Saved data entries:
_ _ _ _ _

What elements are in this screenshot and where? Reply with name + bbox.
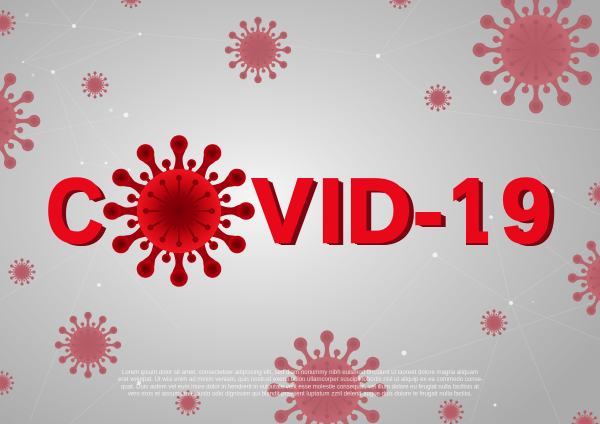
virus: small right of top [424, 84, 452, 112]
virus: top edge left [120, 0, 142, 8]
virus: upper left small [81, 71, 109, 99]
virus: large bottom centre [267, 330, 387, 424]
virus: left small [8, 258, 36, 286]
title: COVID-19 letters: 1 [449, 161, 492, 262]
main red virus icon [103, 135, 255, 287]
title: COVID-19 letters: - [413, 161, 443, 262]
title: COVID-19 letters: 9 [501, 161, 552, 262]
virus: large top right [473, 0, 599, 113]
long spikes [103, 135, 255, 287]
short spikes [126, 158, 232, 264]
virus: bottom small right [438, 399, 464, 424]
virus: lower left [55, 312, 121, 378]
lorem ipsum paragraph [118, 369, 483, 398]
title: COVID-19 letters: V [252, 161, 313, 262]
virus: left edge [0, 67, 40, 175]
virus: bottom right corner [571, 410, 599, 424]
title: COVID-19 letters [46, 161, 554, 262]
virus: right lower small [480, 309, 508, 337]
virus: bottom left corner [0, 371, 14, 395]
virus: bottom small left [175, 390, 201, 416]
virus body [137, 169, 221, 253]
virus: top edge right [388, 0, 412, 9]
lorem ipsum paragraph: vero eros et accumsan et iusto odio dignissim qui blandit praesent luptatum zzril delenit augue duis dolore te feugait nulla facilisi. [128, 390, 472, 398]
virus: right edge middle [568, 236, 600, 320]
title: COVID-19 letters: C [46, 161, 103, 262]
virus: right edge upper [588, 181, 600, 207]
lorem ipsum paragraph: erat volutpat. Ut wisi enim ad minim veniam, quis nostrud exerci tation ullamcorper suscipit lobortis nisl ut aliquip ex ea commodo conse- [118, 376, 483, 383]
lorem ipsum paragraph: Lorem ipsum dolor sit amet, consectetuer adipiscing elit, sed diam nonummy nibh euismod tincidunt ut laoreet dolore magna aliquam [122, 369, 478, 376]
virus: top centre [225, 17, 291, 83]
title: COVID-19 letters: D [346, 161, 412, 262]
title: COVID-19 letters: I [318, 161, 343, 262]
body dots and spokes [143, 175, 215, 247]
virus: top left corner [0, 10, 16, 36]
lorem ipsum paragraph: quat. Duis autem vel eum iriure dolor in hendrerit in vulputate velit esse molestie consequat, vel illum dolore eu feugiat nulla facilisis at [121, 384, 479, 390]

_ _ _ _ _

_What this task involves_. The copy must include every record exactly and none of the pictures.

_Response for this exercise_.
What elements are in this screenshot and where? Reply with name + bbox.
virus: small right of top [424, 84, 452, 112]
virus: top edge left [120, 0, 142, 8]
virus: upper left small [81, 71, 109, 99]
virus: large bottom centre [267, 330, 387, 424]
virus: left small [8, 258, 36, 286]
title: COVID-19 letters: 1 [449, 161, 492, 262]
main red virus icon [103, 135, 255, 287]
title: COVID-19 letters: - [413, 161, 443, 262]
title: COVID-19 letters: 9 [501, 161, 552, 262]
virus: large top right [473, 0, 599, 113]
long spikes [103, 135, 255, 287]
short spikes [126, 158, 232, 264]
virus: bottom small right [438, 399, 464, 424]
virus: lower left [55, 312, 121, 378]
lorem ipsum paragraph [118, 369, 483, 398]
title: COVID-19 letters: V [252, 161, 313, 262]
virus: left edge [0, 67, 40, 175]
virus: bottom right corner [571, 410, 599, 424]
title: COVID-19 letters [46, 161, 554, 262]
virus: right lower small [480, 309, 508, 337]
virus: bottom left corner [0, 371, 14, 395]
virus: bottom small left [175, 390, 201, 416]
virus body [137, 169, 221, 253]
virus: top edge right [388, 0, 412, 9]
lorem ipsum paragraph: vero eros et accumsan et iusto odio dignissim qui blandit praesent luptatum zzril delenit augue duis dolore te feugait nulla facilisi. [128, 390, 472, 398]
virus: right edge middle [568, 236, 600, 320]
title: COVID-19 letters: C [46, 161, 103, 262]
virus: right edge upper [588, 181, 600, 207]
lorem ipsum paragraph: erat volutpat. Ut wisi enim ad minim veniam, quis nostrud exerci tation ullamcorper suscipit lobortis nisl ut aliquip ex ea commodo conse- [118, 376, 483, 383]
lorem ipsum paragraph: Lorem ipsum dolor sit amet, consectetuer adipiscing elit, sed diam nonummy nibh euismod tincidunt ut laoreet dolore magna aliquam [122, 369, 478, 376]
virus: top centre [225, 17, 291, 83]
title: COVID-19 letters: D [346, 161, 412, 262]
title: COVID-19 letters: I [318, 161, 343, 262]
body dots and spokes [143, 175, 215, 247]
virus: top left corner [0, 10, 16, 36]
lorem ipsum paragraph: quat. Duis autem vel eum iriure dolor in hendrerit in vulputate velit esse molestie consequat, vel illum dolore eu feugiat nulla facilisis at [121, 384, 479, 390]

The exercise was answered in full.